*What is required*:
Copy out each line below that has the word "this" in it.

*Dataset listings of figures*:
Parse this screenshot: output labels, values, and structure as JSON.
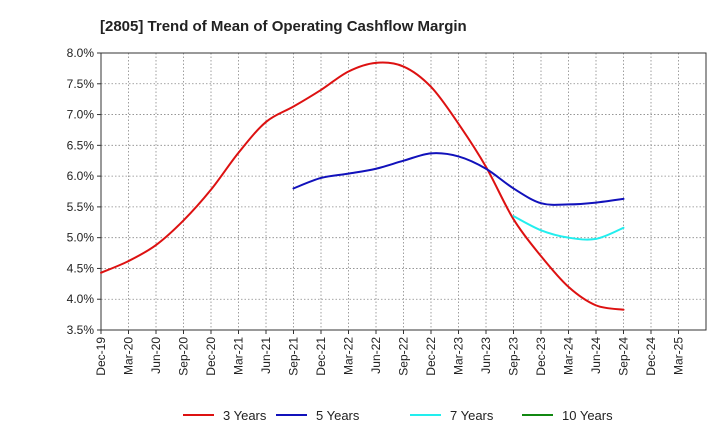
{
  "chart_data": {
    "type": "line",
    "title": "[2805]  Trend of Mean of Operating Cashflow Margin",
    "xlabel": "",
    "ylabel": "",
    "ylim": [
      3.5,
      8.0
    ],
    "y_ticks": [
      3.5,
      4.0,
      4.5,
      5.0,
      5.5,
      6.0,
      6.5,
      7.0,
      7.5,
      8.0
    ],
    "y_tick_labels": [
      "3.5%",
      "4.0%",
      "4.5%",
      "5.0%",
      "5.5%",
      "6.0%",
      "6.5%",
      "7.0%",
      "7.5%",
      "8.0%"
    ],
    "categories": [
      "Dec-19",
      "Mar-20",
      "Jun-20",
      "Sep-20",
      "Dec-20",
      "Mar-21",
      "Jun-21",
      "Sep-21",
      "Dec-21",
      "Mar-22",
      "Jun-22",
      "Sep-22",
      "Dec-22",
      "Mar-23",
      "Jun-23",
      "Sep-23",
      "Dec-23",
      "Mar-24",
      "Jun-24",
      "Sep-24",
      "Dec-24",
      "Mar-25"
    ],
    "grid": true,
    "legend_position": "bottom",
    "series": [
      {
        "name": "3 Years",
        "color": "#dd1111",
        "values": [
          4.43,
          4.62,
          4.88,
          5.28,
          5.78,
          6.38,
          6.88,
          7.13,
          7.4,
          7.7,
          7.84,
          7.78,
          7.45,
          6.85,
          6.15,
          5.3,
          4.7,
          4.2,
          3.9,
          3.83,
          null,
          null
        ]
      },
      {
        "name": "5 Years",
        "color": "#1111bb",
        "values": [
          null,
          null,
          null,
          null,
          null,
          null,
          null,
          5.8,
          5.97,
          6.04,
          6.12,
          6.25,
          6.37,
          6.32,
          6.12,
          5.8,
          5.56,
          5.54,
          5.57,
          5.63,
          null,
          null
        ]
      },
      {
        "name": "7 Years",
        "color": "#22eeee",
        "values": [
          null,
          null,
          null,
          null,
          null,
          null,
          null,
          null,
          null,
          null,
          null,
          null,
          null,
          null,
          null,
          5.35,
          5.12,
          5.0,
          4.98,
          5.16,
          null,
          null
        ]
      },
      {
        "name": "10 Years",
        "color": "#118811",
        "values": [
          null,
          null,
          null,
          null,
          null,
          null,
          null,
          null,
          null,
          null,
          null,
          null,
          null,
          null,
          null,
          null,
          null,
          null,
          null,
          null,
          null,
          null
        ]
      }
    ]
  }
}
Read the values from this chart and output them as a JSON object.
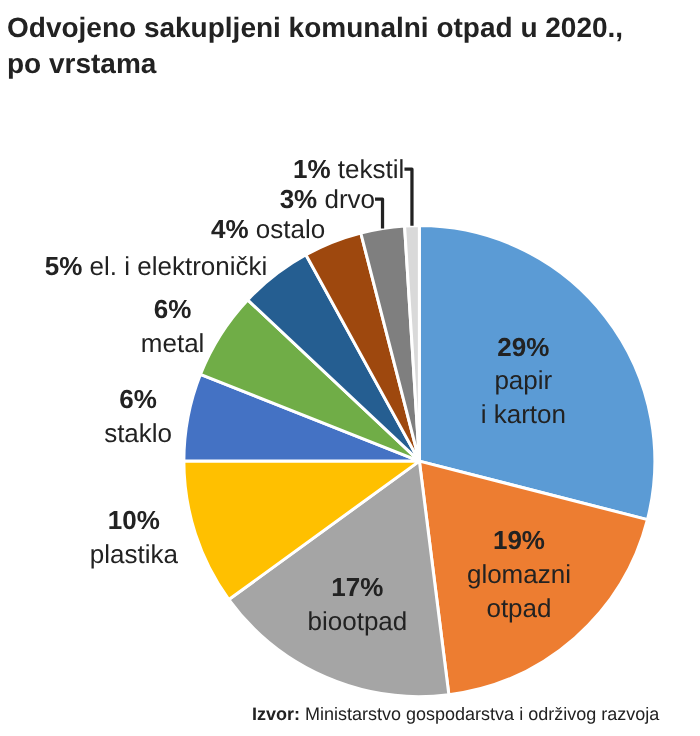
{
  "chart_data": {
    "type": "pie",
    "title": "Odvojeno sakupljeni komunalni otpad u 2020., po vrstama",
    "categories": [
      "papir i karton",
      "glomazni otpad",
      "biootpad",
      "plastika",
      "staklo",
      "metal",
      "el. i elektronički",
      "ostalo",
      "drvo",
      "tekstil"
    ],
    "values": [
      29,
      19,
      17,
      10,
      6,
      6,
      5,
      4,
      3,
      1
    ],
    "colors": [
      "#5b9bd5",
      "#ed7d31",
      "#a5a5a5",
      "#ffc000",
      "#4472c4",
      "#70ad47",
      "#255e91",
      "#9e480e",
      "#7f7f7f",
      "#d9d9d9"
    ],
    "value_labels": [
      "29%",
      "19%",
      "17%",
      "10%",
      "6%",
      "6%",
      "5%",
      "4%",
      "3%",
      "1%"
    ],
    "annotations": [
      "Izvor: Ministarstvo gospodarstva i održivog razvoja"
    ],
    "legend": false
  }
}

*Written answer*:
Parse this screenshot: output labels, values, and structure as JSON.
Read the values from this chart and output them as a JSON object.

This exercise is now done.